* JOB:
Print the listing below exactly.

* MATERIAL FOR THE TASK:
+ + + + +
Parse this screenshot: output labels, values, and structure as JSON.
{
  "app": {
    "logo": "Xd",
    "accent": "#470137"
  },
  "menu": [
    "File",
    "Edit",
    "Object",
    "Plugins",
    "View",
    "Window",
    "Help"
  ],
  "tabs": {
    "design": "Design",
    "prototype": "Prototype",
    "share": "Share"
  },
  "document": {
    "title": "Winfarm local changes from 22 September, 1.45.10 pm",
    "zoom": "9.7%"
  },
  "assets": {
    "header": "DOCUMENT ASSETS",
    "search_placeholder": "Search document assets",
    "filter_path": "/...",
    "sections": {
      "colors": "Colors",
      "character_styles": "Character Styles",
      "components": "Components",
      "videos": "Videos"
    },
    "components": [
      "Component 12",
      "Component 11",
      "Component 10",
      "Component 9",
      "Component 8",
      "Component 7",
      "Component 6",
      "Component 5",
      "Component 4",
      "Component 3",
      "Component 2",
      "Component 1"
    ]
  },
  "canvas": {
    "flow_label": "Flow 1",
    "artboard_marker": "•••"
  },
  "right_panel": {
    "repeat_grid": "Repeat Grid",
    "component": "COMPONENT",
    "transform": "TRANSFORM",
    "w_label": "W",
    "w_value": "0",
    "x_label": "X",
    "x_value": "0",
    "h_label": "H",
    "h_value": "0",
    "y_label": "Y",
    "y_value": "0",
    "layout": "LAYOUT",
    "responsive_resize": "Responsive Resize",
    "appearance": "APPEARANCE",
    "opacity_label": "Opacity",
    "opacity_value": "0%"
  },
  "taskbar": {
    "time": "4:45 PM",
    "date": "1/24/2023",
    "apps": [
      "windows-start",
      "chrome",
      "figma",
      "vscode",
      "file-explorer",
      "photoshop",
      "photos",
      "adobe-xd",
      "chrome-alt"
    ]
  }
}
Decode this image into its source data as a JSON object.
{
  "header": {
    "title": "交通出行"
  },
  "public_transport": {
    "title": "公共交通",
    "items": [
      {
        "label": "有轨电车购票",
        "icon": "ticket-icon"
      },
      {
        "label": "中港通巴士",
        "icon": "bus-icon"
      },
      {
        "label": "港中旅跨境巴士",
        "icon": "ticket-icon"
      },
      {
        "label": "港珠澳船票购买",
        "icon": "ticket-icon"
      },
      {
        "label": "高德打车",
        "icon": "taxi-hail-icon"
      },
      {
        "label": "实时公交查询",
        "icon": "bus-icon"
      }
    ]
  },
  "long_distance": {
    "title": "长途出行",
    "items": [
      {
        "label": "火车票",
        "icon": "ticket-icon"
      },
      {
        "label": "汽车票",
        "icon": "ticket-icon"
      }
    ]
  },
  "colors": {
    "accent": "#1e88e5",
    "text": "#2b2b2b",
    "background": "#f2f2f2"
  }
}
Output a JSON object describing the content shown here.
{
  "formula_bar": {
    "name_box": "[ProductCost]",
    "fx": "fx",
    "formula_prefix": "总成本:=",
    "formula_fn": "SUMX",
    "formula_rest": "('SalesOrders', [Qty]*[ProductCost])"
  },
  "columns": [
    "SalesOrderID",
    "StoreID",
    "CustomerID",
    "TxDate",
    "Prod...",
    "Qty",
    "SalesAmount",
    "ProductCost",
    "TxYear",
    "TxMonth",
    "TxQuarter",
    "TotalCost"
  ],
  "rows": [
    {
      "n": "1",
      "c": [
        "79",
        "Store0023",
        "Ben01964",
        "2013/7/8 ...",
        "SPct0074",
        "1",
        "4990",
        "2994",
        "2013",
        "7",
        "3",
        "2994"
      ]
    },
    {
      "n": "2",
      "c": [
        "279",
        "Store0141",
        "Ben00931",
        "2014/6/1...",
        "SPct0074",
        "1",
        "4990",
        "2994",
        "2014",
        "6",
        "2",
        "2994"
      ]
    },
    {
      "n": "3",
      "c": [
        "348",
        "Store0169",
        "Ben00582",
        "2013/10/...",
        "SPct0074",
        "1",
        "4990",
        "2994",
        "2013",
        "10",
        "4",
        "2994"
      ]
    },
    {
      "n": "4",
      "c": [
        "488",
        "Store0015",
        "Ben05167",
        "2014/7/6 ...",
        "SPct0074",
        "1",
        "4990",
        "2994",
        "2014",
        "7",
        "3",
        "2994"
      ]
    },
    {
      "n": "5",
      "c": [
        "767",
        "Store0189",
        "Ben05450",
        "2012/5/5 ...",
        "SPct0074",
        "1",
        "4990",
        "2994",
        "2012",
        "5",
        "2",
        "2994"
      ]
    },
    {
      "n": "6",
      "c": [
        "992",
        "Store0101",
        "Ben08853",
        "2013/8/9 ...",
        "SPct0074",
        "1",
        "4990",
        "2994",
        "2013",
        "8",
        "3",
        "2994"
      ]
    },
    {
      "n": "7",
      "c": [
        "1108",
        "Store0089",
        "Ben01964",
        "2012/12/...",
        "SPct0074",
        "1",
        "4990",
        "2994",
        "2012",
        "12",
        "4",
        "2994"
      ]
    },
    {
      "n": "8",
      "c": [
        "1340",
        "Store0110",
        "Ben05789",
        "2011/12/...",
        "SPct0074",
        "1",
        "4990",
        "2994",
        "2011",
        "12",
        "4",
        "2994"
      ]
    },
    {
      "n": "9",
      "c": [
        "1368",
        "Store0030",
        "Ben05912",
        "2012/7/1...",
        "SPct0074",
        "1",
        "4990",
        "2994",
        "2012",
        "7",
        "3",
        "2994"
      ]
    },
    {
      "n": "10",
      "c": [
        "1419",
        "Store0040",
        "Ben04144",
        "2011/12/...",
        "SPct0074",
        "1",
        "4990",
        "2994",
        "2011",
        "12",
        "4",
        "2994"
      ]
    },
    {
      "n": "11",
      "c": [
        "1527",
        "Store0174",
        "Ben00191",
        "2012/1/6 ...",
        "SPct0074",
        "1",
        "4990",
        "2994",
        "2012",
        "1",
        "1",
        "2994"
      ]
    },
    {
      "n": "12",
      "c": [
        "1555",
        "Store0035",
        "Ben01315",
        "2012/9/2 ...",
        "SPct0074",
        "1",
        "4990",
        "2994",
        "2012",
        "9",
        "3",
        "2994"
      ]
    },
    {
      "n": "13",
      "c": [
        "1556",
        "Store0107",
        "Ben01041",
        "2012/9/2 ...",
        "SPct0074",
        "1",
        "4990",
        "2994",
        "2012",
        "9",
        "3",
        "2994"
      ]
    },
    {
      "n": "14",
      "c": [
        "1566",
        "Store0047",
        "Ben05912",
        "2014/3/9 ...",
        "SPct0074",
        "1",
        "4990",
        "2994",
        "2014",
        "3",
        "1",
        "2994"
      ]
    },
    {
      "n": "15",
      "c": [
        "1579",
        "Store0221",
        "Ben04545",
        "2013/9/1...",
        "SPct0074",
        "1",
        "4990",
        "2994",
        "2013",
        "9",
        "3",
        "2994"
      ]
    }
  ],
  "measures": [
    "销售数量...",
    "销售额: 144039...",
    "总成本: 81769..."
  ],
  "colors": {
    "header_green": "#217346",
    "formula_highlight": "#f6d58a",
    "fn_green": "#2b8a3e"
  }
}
+ + + + +
* SOLUTION TO THE EXERCISE:
Parse this screenshot: output labels, values, and structure as JSON.
{
  "app": {
    "logo": "Xd",
    "accent": "#470137"
  },
  "menu": [
    "File",
    "Edit",
    "Object",
    "Plugins",
    "View",
    "Window",
    "Help"
  ],
  "tabs": {
    "design": "Design",
    "prototype": "Prototype",
    "share": "Share"
  },
  "document": {
    "title": "Winfarm local changes from 22 September, 1.45.10 pm",
    "zoom": "9.7%"
  },
  "assets": {
    "header": "DOCUMENT ASSETS",
    "search_placeholder": "Search document assets",
    "filter_path": "/...",
    "sections": {
      "colors": "Colors",
      "character_styles": "Character Styles",
      "components": "Components",
      "videos": "Videos"
    },
    "components": [
      "Component 12",
      "Component 11",
      "Component 10",
      "Component 9",
      "Component 8",
      "Component 7",
      "Component 6",
      "Component 5",
      "Component 4",
      "Component 3",
      "Component 2",
      "Component 1"
    ]
  },
  "canvas": {
    "flow_label": "Flow 1",
    "artboard_marker": "•••"
  },
  "right_panel": {
    "repeat_grid": "Repeat Grid",
    "component": "COMPONENT",
    "transform": "TRANSFORM",
    "w_label": "W",
    "w_value": "0",
    "x_label": "X",
    "x_value": "0",
    "h_label": "H",
    "h_value": "0",
    "y_label": "Y",
    "y_value": "0",
    "layout": "LAYOUT",
    "responsive_resize": "Responsive Resize",
    "appearance": "APPEARANCE",
    "opacity_label": "Opacity",
    "opacity_value": "0%"
  },
  "taskbar": {
    "time": "4:45 PM",
    "date": "1/24/2023",
    "apps": [
      "windows-start",
      "chrome",
      "figma",
      "vscode",
      "file-explorer",
      "photoshop",
      "photos",
      "adobe-xd",
      "chrome-alt"
    ]
  }
}
Decode this image into its source data as a JSON object.
{
  "header": {
    "title": "交通出行"
  },
  "public_transport": {
    "title": "公共交通",
    "items": [
      {
        "label": "有轨电车购票",
        "icon": "ticket-icon"
      },
      {
        "label": "中港通巴士",
        "icon": "bus-icon"
      },
      {
        "label": "港中旅跨境巴士",
        "icon": "ticket-icon"
      },
      {
        "label": "港珠澳船票购买",
        "icon": "ticket-icon"
      },
      {
        "label": "高德打车",
        "icon": "taxi-hail-icon"
      },
      {
        "label": "实时公交查询",
        "icon": "bus-icon"
      }
    ]
  },
  "long_distance": {
    "title": "长途出行",
    "items": [
      {
        "label": "火车票",
        "icon": "ticket-icon"
      },
      {
        "label": "汽车票",
        "icon": "ticket-icon"
      }
    ]
  },
  "colors": {
    "accent": "#1e88e5",
    "text": "#2b2b2b",
    "background": "#f2f2f2"
  }
}
Output a JSON object describing the content shown here.
{
  "formula_bar": {
    "name_box": "[ProductCost]",
    "fx": "fx",
    "formula_prefix": "总成本:=",
    "formula_fn": "SUMX",
    "formula_rest": "('SalesOrders', [Qty]*[ProductCost])"
  },
  "columns": [
    "SalesOrderID",
    "StoreID",
    "CustomerID",
    "TxDate",
    "Prod...",
    "Qty",
    "SalesAmount",
    "ProductCost",
    "TxYear",
    "TxMonth",
    "TxQuarter",
    "TotalCost"
  ],
  "rows": [
    {
      "n": "1",
      "c": [
        "79",
        "Store0023",
        "Ben01964",
        "2013/7/8 ...",
        "SPct0074",
        "1",
        "4990",
        "2994",
        "2013",
        "7",
        "3",
        "2994"
      ]
    },
    {
      "n": "2",
      "c": [
        "279",
        "Store0141",
        "Ben00931",
        "2014/6/1...",
        "SPct0074",
        "1",
        "4990",
        "2994",
        "2014",
        "6",
        "2",
        "2994"
      ]
    },
    {
      "n": "3",
      "c": [
        "348",
        "Store0169",
        "Ben00582",
        "2013/10/...",
        "SPct0074",
        "1",
        "4990",
        "2994",
        "2013",
        "10",
        "4",
        "2994"
      ]
    },
    {
      "n": "4",
      "c": [
        "488",
        "Store0015",
        "Ben05167",
        "2014/7/6 ...",
        "SPct0074",
        "1",
        "4990",
        "2994",
        "2014",
        "7",
        "3",
        "2994"
      ]
    },
    {
      "n": "5",
      "c": [
        "767",
        "Store0189",
        "Ben05450",
        "2012/5/5 ...",
        "SPct0074",
        "1",
        "4990",
        "2994",
        "2012",
        "5",
        "2",
        "2994"
      ]
    },
    {
      "n": "6",
      "c": [
        "992",
        "Store0101",
        "Ben08853",
        "2013/8/9 ...",
        "SPct0074",
        "1",
        "4990",
        "2994",
        "2013",
        "8",
        "3",
        "2994"
      ]
    },
    {
      "n": "7",
      "c": [
        "1108",
        "Store0089",
        "Ben01964",
        "2012/12/...",
        "SPct0074",
        "1",
        "4990",
        "2994",
        "2012",
        "12",
        "4",
        "2994"
      ]
    },
    {
      "n": "8",
      "c": [
        "1340",
        "Store0110",
        "Ben05789",
        "2011/12/...",
        "SPct0074",
        "1",
        "4990",
        "2994",
        "2011",
        "12",
        "4",
        "2994"
      ]
    },
    {
      "n": "9",
      "c": [
        "1368",
        "Store0030",
        "Ben05912",
        "2012/7/1...",
        "SPct0074",
        "1",
        "4990",
        "2994",
        "2012",
        "7",
        "3",
        "2994"
      ]
    },
    {
      "n": "10",
      "c": [
        "1419",
        "Store0040",
        "Ben04144",
        "2011/12/...",
        "SPct0074",
        "1",
        "4990",
        "2994",
        "2011",
        "12",
        "4",
        "2994"
      ]
    },
    {
      "n": "11",
      "c": [
        "1527",
        "Store0174",
        "Ben00191",
        "2012/1/6 ...",
        "SPct0074",
        "1",
        "4990",
        "2994",
        "2012",
        "1",
        "1",
        "2994"
      ]
    },
    {
      "n": "12",
      "c": [
        "1555",
        "Store0035",
        "Ben01315",
        "2012/9/2 ...",
        "SPct0074",
        "1",
        "4990",
        "2994",
        "2012",
        "9",
        "3",
        "2994"
      ]
    },
    {
      "n": "13",
      "c": [
        "1556",
        "Store0107",
        "Ben01041",
        "2012/9/2 ...",
        "SPct0074",
        "1",
        "4990",
        "2994",
        "2012",
        "9",
        "3",
        "2994"
      ]
    },
    {
      "n": "14",
      "c": [
        "1566",
        "Store0047",
        "Ben05912",
        "2014/3/9 ...",
        "SPct0074",
        "1",
        "4990",
        "2994",
        "2014",
        "3",
        "1",
        "2994"
      ]
    },
    {
      "n": "15",
      "c": [
        "1579",
        "Store0221",
        "Ben04545",
        "2013/9/1...",
        "SPct0074",
        "1",
        "4990",
        "2994",
        "2013",
        "9",
        "3",
        "2994"
      ]
    }
  ],
  "measures": [
    "销售数量...",
    "销售额: 144039...",
    "总成本: 81769..."
  ],
  "colors": {
    "header_green": "#217346",
    "formula_highlight": "#f6d58a",
    "fn_green": "#2b8a3e"
  }
}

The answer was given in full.